Aim >> Give all of the lines again, with nothing added or dropped.

Data lines >>
********

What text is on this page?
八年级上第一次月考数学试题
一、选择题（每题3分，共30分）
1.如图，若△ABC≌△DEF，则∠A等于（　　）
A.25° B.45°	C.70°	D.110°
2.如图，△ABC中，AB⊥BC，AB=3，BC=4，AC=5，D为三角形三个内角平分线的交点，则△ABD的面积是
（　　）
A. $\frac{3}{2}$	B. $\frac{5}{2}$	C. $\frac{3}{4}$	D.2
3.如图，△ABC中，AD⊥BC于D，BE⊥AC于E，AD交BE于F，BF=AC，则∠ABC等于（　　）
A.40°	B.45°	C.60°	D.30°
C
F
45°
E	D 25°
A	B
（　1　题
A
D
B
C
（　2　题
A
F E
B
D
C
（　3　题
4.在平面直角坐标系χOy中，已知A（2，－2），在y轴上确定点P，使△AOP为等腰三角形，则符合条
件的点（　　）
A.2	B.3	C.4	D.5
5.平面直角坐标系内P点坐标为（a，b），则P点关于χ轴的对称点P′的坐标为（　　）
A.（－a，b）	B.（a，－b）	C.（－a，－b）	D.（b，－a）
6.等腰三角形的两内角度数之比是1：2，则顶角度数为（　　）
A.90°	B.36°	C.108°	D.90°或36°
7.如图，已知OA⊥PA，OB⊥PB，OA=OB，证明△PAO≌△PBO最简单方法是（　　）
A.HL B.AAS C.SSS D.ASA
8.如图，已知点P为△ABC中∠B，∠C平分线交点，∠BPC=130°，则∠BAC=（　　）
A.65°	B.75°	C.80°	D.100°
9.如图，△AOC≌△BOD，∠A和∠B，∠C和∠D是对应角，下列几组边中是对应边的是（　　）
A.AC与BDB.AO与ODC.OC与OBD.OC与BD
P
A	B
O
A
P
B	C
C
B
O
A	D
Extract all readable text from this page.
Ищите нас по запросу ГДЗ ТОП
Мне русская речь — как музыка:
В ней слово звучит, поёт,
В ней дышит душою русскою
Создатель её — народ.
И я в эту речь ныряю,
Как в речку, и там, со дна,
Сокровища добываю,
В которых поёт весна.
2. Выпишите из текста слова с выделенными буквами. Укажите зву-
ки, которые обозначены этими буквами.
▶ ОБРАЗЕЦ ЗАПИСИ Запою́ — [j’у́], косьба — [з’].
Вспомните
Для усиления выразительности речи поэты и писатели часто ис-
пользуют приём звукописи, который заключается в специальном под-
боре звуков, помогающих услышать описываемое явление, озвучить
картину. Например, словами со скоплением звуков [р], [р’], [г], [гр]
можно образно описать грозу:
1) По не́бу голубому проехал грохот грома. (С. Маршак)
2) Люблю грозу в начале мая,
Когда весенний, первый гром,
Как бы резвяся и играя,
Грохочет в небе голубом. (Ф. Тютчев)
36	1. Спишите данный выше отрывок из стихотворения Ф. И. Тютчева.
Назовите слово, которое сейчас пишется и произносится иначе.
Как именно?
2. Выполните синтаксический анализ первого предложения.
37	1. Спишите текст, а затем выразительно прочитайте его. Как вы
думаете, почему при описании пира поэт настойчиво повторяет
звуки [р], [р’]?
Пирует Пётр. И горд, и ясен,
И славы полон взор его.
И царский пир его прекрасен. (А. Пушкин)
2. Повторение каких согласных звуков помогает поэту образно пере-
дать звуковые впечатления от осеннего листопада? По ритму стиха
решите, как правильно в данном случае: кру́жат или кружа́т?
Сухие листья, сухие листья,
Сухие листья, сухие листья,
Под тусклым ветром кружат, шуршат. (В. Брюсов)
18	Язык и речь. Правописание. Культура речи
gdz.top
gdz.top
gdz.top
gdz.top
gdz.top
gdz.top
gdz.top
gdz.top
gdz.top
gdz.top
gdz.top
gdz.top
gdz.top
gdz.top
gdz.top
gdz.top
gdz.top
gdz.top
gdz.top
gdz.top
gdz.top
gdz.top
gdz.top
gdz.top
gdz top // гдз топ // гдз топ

********

The answer >>
What text is on this page?
八年级上第一次月考数学试题
一、选择题（每题3分，共30分）
1.如图，若△ABC≌△DEF，则∠A等于（　　）
A.25° B.45°	C.70°	D.110°
2.如图，△ABC中，AB⊥BC，AB=3，BC=4，AC=5，D为三角形三个内角平分线的交点，则△ABD的面积是
（　　）
A. $\frac{3}{2}$	B. $\frac{5}{2}$	C. $\frac{3}{4}$	D.2
3.如图，△ABC中，AD⊥BC于D，BE⊥AC于E，AD交BE于F，BF=AC，则∠ABC等于（　　）
A.40°	B.45°	C.60°	D.30°
C
F
45°
E	D 25°
A	B
（　1　题
A
D
B
C
（　2　题
A
F E
B
D
C
（　3　题
4.在平面直角坐标系χOy中，已知A（2，－2），在y轴上确定点P，使△AOP为等腰三角形，则符合条
件的点（　　）
A.2	B.3	C.4	D.5
5.平面直角坐标系内P点坐标为（a，b），则P点关于χ轴的对称点P′的坐标为（　　）
A.（－a，b）	B.（a，－b）	C.（－a，－b）	D.（b，－a）
6.等腰三角形的两内角度数之比是1：2，则顶角度数为（　　）
A.90°	B.36°	C.108°	D.90°或36°
7.如图，已知OA⊥PA，OB⊥PB，OA=OB，证明△PAO≌△PBO最简单方法是（　　）
A.HL B.AAS C.SSS D.ASA
8.如图，已知点P为△ABC中∠B，∠C平分线交点，∠BPC=130°，则∠BAC=（　　）
A.65°	B.75°	C.80°	D.100°
9.如图，△AOC≌△BOD，∠A和∠B，∠C和∠D是对应角，下列几组边中是对应边的是（　　）
A.AC与BDB.AO与ODC.OC与OBD.OC与BD
P
A	B
O
A
P
B	C
C
B
O
A	D
Extract all readable text from this page.
Ищите нас по запросу ГДЗ ТОП
Мне русская речь — как музыка:
В ней слово звучит, поёт,
В ней дышит душою русскою
Создатель её — народ.
И я в эту речь ныряю,
Как в речку, и там, со дна,
Сокровища добываю,
В которых поёт весна.
2. Выпишите из текста слова с выделенными буквами. Укажите зву-
ки, которые обозначены этими буквами.
▶ ОБРАЗЕЦ ЗАПИСИ Запою́ — [j’у́], косьба — [з’].
Вспомните
Для усиления выразительности речи поэты и писатели часто ис-
пользуют приём звукописи, который заключается в специальном под-
боре звуков, помогающих услышать описываемое явление, озвучить
картину. Например, словами со скоплением звуков [р], [р’], [г], [гр]
можно образно описать грозу:
1) По не́бу голубому проехал грохот грома. (С. Маршак)
2) Люблю грозу в начале мая,
Когда весенний, первый гром,
Как бы резвяся и играя,
Грохочет в небе голубом. (Ф. Тютчев)
36	1. Спишите данный выше отрывок из стихотворения Ф. И. Тютчева.
Назовите слово, которое сейчас пишется и произносится иначе.
Как именно?
2. Выполните синтаксический анализ первого предложения.
37	1. Спишите текст, а затем выразительно прочитайте его. Как вы
думаете, почему при описании пира поэт настойчиво повторяет
звуки [р], [р’]?
Пирует Пётр. И горд, и ясен,
И славы полон взор его.
И царский пир его прекрасен. (А. Пушкин)
2. Повторение каких согласных звуков помогает поэту образно пере-
дать звуковые впечатления от осеннего листопада? По ритму стиха
решите, как правильно в данном случае: кру́жат или кружа́т?
Сухие листья, сухие листья,
Сухие листья, сухие листья,
Под тусклым ветром кружат, шуршат. (В. Брюсов)
18	Язык и речь. Правописание. Культура речи
gdz.top
gdz.top
gdz.top
gdz.top
gdz.top
gdz.top
gdz.top
gdz.top
gdz.top
gdz.top
gdz.top
gdz.top
gdz.top
gdz.top
gdz.top
gdz.top
gdz.top
gdz.top
gdz.top
gdz.top
gdz.top
gdz.top
gdz.top
gdz.top
gdz top // гдз топ // гдз топ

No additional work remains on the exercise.